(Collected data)
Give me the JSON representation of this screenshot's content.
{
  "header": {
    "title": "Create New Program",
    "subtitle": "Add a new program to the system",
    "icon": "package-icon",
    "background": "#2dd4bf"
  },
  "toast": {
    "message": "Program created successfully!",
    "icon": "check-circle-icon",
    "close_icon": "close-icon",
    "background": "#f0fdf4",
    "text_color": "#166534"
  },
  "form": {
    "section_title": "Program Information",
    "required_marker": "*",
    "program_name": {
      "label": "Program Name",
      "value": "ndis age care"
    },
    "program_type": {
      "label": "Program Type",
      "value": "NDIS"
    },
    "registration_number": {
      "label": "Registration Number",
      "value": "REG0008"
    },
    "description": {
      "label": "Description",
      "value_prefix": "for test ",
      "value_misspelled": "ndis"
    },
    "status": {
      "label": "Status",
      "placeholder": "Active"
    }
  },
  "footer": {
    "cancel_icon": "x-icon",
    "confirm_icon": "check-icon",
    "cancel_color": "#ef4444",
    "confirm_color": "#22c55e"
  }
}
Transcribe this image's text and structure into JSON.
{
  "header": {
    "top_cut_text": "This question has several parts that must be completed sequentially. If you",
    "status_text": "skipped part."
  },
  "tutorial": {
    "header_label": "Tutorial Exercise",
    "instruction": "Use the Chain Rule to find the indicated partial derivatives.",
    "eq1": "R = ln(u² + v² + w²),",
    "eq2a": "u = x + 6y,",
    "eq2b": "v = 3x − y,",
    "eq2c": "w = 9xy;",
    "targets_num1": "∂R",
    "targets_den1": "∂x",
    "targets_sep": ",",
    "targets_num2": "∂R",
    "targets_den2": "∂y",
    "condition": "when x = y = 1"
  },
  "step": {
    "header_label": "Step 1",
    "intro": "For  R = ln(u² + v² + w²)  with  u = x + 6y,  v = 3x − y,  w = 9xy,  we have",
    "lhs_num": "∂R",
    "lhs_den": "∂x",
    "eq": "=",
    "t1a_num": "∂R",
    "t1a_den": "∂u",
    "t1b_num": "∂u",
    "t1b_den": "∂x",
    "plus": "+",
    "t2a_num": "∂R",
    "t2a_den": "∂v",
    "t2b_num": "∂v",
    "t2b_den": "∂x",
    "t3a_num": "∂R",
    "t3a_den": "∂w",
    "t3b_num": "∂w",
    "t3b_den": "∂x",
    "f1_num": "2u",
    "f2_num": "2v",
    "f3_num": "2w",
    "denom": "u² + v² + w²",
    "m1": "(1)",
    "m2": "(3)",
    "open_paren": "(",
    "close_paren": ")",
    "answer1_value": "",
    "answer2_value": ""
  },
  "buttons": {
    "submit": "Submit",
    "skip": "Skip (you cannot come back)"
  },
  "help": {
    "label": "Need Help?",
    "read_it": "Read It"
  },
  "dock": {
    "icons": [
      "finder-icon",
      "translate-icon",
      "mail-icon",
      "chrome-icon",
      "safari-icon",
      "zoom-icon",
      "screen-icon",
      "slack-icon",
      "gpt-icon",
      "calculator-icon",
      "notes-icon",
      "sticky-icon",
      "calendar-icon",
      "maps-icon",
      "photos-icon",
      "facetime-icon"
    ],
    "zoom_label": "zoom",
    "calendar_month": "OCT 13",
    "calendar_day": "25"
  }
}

*Given task*:
Each line of the material above needs to be quoted exactly, please.

*Worked answer*:
Give me the JSON representation of this screenshot's content.
{
  "header": {
    "title": "Create New Program",
    "subtitle": "Add a new program to the system",
    "icon": "package-icon",
    "background": "#2dd4bf"
  },
  "toast": {
    "message": "Program created successfully!",
    "icon": "check-circle-icon",
    "close_icon": "close-icon",
    "background": "#f0fdf4",
    "text_color": "#166534"
  },
  "form": {
    "section_title": "Program Information",
    "required_marker": "*",
    "program_name": {
      "label": "Program Name",
      "value": "ndis age care"
    },
    "program_type": {
      "label": "Program Type",
      "value": "NDIS"
    },
    "registration_number": {
      "label": "Registration Number",
      "value": "REG0008"
    },
    "description": {
      "label": "Description",
      "value_prefix": "for test ",
      "value_misspelled": "ndis"
    },
    "status": {
      "label": "Status",
      "placeholder": "Active"
    }
  },
  "footer": {
    "cancel_icon": "x-icon",
    "confirm_icon": "check-icon",
    "cancel_color": "#ef4444",
    "confirm_color": "#22c55e"
  }
}
Transcribe this image's text and structure into JSON.
{
  "header": {
    "top_cut_text": "This question has several parts that must be completed sequentially. If you",
    "status_text": "skipped part."
  },
  "tutorial": {
    "header_label": "Tutorial Exercise",
    "instruction": "Use the Chain Rule to find the indicated partial derivatives.",
    "eq1": "R = ln(u² + v² + w²),",
    "eq2a": "u = x + 6y,",
    "eq2b": "v = 3x − y,",
    "eq2c": "w = 9xy;",
    "targets_num1": "∂R",
    "targets_den1": "∂x",
    "targets_sep": ",",
    "targets_num2": "∂R",
    "targets_den2": "∂y",
    "condition": "when x = y = 1"
  },
  "step": {
    "header_label": "Step 1",
    "intro": "For  R = ln(u² + v² + w²)  with  u = x + 6y,  v = 3x − y,  w = 9xy,  we have",
    "lhs_num": "∂R",
    "lhs_den": "∂x",
    "eq": "=",
    "t1a_num": "∂R",
    "t1a_den": "∂u",
    "t1b_num": "∂u",
    "t1b_den": "∂x",
    "plus": "+",
    "t2a_num": "∂R",
    "t2a_den": "∂v",
    "t2b_num": "∂v",
    "t2b_den": "∂x",
    "t3a_num": "∂R",
    "t3a_den": "∂w",
    "t3b_num": "∂w",
    "t3b_den": "∂x",
    "f1_num": "2u",
    "f2_num": "2v",
    "f3_num": "2w",
    "denom": "u² + v² + w²",
    "m1": "(1)",
    "m2": "(3)",
    "open_paren": "(",
    "close_paren": ")",
    "answer1_value": "",
    "answer2_value": ""
  },
  "buttons": {
    "submit": "Submit",
    "skip": "Skip (you cannot come back)"
  },
  "help": {
    "label": "Need Help?",
    "read_it": "Read It"
  },
  "dock": {
    "icons": [
      "finder-icon",
      "translate-icon",
      "mail-icon",
      "chrome-icon",
      "safari-icon",
      "zoom-icon",
      "screen-icon",
      "slack-icon",
      "gpt-icon",
      "calculator-icon",
      "notes-icon",
      "sticky-icon",
      "calendar-icon",
      "maps-icon",
      "photos-icon",
      "facetime-icon"
    ],
    "zoom_label": "zoom",
    "calendar_month": "OCT 13",
    "calendar_day": "25"
  }
}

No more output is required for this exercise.